START MATERIAL
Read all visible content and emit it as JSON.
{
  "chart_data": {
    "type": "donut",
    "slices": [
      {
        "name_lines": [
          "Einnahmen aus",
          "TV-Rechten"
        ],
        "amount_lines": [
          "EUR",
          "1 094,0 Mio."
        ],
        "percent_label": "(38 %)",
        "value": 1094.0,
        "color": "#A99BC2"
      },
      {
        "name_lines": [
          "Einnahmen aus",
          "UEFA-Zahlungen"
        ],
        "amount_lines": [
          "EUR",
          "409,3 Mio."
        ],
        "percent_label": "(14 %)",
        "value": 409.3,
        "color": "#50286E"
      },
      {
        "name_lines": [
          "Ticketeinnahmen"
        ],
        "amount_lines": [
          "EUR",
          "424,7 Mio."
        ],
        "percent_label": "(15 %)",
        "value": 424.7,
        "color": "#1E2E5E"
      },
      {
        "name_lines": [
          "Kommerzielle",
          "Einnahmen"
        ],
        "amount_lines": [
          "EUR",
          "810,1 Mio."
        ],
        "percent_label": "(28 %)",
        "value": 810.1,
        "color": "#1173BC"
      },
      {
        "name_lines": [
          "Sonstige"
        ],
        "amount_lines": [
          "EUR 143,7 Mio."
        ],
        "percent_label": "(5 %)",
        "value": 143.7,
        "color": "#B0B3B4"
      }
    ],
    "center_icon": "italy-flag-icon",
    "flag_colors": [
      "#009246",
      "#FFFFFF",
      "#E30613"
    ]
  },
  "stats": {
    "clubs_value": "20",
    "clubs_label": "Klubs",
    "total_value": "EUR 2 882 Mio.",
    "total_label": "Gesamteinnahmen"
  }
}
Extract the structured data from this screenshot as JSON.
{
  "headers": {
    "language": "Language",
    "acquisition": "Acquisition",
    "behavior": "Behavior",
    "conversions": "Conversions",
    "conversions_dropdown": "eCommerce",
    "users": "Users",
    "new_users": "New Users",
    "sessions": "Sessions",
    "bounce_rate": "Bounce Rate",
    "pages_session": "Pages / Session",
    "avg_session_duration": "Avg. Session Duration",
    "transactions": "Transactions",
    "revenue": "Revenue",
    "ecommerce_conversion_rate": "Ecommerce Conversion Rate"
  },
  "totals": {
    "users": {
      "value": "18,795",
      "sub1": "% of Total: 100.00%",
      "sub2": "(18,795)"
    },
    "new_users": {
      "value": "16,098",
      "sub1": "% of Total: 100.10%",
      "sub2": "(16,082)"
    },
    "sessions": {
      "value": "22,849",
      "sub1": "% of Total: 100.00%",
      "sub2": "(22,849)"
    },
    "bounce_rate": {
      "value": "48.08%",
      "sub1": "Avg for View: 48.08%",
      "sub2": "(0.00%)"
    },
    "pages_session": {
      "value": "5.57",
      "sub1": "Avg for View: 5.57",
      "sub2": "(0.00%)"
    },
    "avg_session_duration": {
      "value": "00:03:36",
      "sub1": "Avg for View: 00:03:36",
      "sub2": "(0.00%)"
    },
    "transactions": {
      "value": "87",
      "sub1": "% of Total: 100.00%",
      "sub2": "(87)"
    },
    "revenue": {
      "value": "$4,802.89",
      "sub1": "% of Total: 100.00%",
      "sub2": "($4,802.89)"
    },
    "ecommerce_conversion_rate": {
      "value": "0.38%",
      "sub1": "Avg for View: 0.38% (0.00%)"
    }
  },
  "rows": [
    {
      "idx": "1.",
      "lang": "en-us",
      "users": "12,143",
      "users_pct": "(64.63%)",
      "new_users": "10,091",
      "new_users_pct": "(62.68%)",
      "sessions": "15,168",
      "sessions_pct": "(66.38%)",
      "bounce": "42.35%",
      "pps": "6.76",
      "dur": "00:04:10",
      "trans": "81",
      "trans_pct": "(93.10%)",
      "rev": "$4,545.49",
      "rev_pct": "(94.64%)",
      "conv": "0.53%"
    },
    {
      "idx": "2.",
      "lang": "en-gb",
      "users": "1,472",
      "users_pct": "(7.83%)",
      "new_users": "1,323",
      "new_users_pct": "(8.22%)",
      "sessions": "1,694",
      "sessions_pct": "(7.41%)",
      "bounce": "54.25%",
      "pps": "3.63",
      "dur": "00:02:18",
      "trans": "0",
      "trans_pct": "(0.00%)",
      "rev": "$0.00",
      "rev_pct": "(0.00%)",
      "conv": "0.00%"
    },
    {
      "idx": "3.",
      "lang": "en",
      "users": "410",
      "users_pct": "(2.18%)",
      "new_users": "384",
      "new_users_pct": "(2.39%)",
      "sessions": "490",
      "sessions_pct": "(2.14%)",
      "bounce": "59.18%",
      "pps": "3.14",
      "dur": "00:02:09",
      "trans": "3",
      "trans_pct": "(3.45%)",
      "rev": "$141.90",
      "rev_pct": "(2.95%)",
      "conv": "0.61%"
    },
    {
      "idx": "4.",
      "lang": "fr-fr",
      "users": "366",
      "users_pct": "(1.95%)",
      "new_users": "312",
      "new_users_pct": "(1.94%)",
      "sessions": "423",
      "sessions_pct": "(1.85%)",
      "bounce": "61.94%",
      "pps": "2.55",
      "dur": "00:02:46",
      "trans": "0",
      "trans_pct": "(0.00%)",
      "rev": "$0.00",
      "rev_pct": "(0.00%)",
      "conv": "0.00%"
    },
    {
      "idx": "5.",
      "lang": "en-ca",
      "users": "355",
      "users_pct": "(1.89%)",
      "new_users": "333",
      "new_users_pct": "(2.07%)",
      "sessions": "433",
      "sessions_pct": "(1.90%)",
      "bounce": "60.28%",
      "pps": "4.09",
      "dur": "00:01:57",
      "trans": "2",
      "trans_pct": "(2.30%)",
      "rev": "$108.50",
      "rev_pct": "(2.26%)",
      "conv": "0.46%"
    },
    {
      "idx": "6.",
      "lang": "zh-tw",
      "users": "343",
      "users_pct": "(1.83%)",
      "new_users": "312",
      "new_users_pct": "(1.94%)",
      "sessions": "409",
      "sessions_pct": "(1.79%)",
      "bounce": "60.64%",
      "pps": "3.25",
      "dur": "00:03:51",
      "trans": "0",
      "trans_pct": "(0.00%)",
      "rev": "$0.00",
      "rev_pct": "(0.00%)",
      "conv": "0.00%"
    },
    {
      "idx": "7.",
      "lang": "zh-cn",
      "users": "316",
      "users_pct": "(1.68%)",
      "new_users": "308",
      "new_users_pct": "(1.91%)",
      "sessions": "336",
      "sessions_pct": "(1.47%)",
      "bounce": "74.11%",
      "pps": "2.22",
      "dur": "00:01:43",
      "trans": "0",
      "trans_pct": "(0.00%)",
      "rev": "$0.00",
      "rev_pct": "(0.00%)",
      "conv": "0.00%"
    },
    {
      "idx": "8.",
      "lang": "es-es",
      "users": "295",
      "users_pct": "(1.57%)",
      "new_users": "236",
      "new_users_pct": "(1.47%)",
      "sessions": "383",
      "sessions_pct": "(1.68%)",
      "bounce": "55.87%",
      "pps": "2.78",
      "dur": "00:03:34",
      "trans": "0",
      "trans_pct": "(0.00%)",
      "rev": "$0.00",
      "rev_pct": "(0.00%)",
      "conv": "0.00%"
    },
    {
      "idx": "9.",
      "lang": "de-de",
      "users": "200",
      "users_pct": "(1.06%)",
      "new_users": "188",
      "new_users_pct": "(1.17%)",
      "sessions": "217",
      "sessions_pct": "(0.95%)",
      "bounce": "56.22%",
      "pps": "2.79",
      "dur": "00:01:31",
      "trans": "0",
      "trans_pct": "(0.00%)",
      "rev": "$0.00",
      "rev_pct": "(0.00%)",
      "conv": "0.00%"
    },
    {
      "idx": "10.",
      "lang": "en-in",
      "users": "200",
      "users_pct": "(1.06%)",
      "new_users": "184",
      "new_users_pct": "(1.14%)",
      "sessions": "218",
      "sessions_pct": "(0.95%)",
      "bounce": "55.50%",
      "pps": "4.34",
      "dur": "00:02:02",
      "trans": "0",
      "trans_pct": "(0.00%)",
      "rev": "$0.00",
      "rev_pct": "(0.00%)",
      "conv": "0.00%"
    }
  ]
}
END MATERIAL
SET TASK: Keep only the lines that hold the string "JSON", and copy them out.

ANSWER FOR THE TASK:
Read all visible content and emit it as JSON.
Extract the structured data from this screenshot as JSON.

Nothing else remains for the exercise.